» Written problem: Reproduce all records exactly.

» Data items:
::::
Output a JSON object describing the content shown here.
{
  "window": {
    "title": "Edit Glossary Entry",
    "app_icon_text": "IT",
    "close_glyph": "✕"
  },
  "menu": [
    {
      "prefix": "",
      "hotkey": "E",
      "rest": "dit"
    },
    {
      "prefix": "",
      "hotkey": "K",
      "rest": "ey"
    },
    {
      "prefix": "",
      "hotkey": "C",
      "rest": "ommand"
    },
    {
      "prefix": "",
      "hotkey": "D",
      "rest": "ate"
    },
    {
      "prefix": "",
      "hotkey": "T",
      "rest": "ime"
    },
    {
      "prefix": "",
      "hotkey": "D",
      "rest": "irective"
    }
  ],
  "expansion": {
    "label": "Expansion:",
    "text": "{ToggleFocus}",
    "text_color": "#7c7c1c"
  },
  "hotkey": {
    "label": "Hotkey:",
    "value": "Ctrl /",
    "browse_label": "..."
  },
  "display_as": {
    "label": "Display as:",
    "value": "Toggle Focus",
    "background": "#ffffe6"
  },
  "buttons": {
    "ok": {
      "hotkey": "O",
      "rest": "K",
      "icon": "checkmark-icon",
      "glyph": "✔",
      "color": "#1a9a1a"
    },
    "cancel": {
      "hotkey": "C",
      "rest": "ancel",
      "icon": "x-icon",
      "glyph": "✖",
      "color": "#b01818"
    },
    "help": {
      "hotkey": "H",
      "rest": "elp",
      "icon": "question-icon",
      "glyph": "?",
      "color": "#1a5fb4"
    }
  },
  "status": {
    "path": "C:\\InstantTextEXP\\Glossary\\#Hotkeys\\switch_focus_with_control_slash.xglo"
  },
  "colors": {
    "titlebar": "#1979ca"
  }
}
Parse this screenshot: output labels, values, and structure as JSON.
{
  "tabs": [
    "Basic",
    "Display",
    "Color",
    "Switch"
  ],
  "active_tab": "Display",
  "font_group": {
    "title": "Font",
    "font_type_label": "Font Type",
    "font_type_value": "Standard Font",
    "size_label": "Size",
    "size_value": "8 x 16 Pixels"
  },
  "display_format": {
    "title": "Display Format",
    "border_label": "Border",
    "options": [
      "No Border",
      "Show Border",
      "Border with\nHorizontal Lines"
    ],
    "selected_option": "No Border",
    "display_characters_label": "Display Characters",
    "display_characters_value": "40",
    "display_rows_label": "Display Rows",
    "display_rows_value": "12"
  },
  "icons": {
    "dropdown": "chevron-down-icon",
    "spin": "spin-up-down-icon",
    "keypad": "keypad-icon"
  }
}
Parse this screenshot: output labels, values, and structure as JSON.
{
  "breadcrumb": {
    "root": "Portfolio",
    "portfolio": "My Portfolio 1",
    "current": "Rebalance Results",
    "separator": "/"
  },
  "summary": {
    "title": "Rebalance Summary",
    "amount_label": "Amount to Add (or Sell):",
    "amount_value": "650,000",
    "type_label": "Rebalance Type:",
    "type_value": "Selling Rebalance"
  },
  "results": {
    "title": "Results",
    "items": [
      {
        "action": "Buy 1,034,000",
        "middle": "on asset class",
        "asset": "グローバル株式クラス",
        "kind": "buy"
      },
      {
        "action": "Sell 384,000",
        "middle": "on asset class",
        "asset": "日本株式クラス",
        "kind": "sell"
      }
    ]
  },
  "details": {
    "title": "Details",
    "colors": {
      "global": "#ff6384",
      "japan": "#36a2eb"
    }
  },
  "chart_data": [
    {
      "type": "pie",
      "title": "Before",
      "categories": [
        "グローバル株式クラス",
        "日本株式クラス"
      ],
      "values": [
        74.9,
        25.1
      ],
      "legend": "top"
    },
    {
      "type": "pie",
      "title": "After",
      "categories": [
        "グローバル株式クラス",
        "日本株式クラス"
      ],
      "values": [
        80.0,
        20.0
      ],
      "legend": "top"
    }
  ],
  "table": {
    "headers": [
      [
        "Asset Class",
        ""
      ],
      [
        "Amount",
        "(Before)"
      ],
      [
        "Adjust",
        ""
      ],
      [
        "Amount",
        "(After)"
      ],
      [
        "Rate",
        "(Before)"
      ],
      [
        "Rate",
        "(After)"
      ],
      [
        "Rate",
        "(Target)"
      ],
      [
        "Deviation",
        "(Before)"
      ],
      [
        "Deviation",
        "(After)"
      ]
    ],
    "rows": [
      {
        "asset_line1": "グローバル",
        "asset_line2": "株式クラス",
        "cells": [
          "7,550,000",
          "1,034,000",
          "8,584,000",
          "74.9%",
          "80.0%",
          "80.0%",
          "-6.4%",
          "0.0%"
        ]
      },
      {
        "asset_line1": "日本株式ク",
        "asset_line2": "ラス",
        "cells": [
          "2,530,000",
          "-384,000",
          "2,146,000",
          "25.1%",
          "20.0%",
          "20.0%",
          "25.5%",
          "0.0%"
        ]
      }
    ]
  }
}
::::
» In response:
Output a JSON object describing the content shown here.
{
  "window": {
    "title": "Edit Glossary Entry",
    "app_icon_text": "IT",
    "close_glyph": "✕"
  },
  "menu": [
    {
      "prefix": "",
      "hotkey": "E",
      "rest": "dit"
    },
    {
      "prefix": "",
      "hotkey": "K",
      "rest": "ey"
    },
    {
      "prefix": "",
      "hotkey": "C",
      "rest": "ommand"
    },
    {
      "prefix": "",
      "hotkey": "D",
      "rest": "ate"
    },
    {
      "prefix": "",
      "hotkey": "T",
      "rest": "ime"
    },
    {
      "prefix": "",
      "hotkey": "D",
      "rest": "irective"
    }
  ],
  "expansion": {
    "label": "Expansion:",
    "text": "{ToggleFocus}",
    "text_color": "#7c7c1c"
  },
  "hotkey": {
    "label": "Hotkey:",
    "value": "Ctrl /",
    "browse_label": "..."
  },
  "display_as": {
    "label": "Display as:",
    "value": "Toggle Focus",
    "background": "#ffffe6"
  },
  "buttons": {
    "ok": {
      "hotkey": "O",
      "rest": "K",
      "icon": "checkmark-icon",
      "glyph": "✔",
      "color": "#1a9a1a"
    },
    "cancel": {
      "hotkey": "C",
      "rest": "ancel",
      "icon": "x-icon",
      "glyph": "✖",
      "color": "#b01818"
    },
    "help": {
      "hotkey": "H",
      "rest": "elp",
      "icon": "question-icon",
      "glyph": "?",
      "color": "#1a5fb4"
    }
  },
  "status": {
    "path": "C:\\InstantTextEXP\\Glossary\\#Hotkeys\\switch_focus_with_control_slash.xglo"
  },
  "colors": {
    "titlebar": "#1979ca"
  }
}
Parse this screenshot: output labels, values, and structure as JSON.
{
  "tabs": [
    "Basic",
    "Display",
    "Color",
    "Switch"
  ],
  "active_tab": "Display",
  "font_group": {
    "title": "Font",
    "font_type_label": "Font Type",
    "font_type_value": "Standard Font",
    "size_label": "Size",
    "size_value": "8 x 16 Pixels"
  },
  "display_format": {
    "title": "Display Format",
    "border_label": "Border",
    "options": [
      "No Border",
      "Show Border",
      "Border with\nHorizontal Lines"
    ],
    "selected_option": "No Border",
    "display_characters_label": "Display Characters",
    "display_characters_value": "40",
    "display_rows_label": "Display Rows",
    "display_rows_value": "12"
  },
  "icons": {
    "dropdown": "chevron-down-icon",
    "spin": "spin-up-down-icon",
    "keypad": "keypad-icon"
  }
}
Parse this screenshot: output labels, values, and structure as JSON.
{
  "breadcrumb": {
    "root": "Portfolio",
    "portfolio": "My Portfolio 1",
    "current": "Rebalance Results",
    "separator": "/"
  },
  "summary": {
    "title": "Rebalance Summary",
    "amount_label": "Amount to Add (or Sell):",
    "amount_value": "650,000",
    "type_label": "Rebalance Type:",
    "type_value": "Selling Rebalance"
  },
  "results": {
    "title": "Results",
    "items": [
      {
        "action": "Buy 1,034,000",
        "middle": "on asset class",
        "asset": "グローバル株式クラス",
        "kind": "buy"
      },
      {
        "action": "Sell 384,000",
        "middle": "on asset class",
        "asset": "日本株式クラス",
        "kind": "sell"
      }
    ]
  },
  "details": {
    "title": "Details",
    "colors": {
      "global": "#ff6384",
      "japan": "#36a2eb"
    }
  },
  "chart_data": [
    {
      "type": "pie",
      "title": "Before",
      "categories": [
        "グローバル株式クラス",
        "日本株式クラス"
      ],
      "values": [
        74.9,
        25.1
      ],
      "legend": "top"
    },
    {
      "type": "pie",
      "title": "After",
      "categories": [
        "グローバル株式クラス",
        "日本株式クラス"
      ],
      "values": [
        80.0,
        20.0
      ],
      "legend": "top"
    }
  ],
  "table": {
    "headers": [
      [
        "Asset Class",
        ""
      ],
      [
        "Amount",
        "(Before)"
      ],
      [
        "Adjust",
        ""
      ],
      [
        "Amount",
        "(After)"
      ],
      [
        "Rate",
        "(Before)"
      ],
      [
        "Rate",
        "(After)"
      ],
      [
        "Rate",
        "(Target)"
      ],
      [
        "Deviation",
        "(Before)"
      ],
      [
        "Deviation",
        "(After)"
      ]
    ],
    "rows": [
      {
        "asset_line1": "グローバル",
        "asset_line2": "株式クラス",
        "cells": [
          "7,550,000",
          "1,034,000",
          "8,584,000",
          "74.9%",
          "80.0%",
          "80.0%",
          "-6.4%",
          "0.0%"
        ]
      },
      {
        "asset_line1": "日本株式ク",
        "asset_line2": "ラス",
        "cells": [
          "2,530,000",
          "-384,000",
          "2,146,000",
          "25.1%",
          "20.0%",
          "20.0%",
          "25.5%",
          "0.0%"
        ]
      }
    ]
  }
}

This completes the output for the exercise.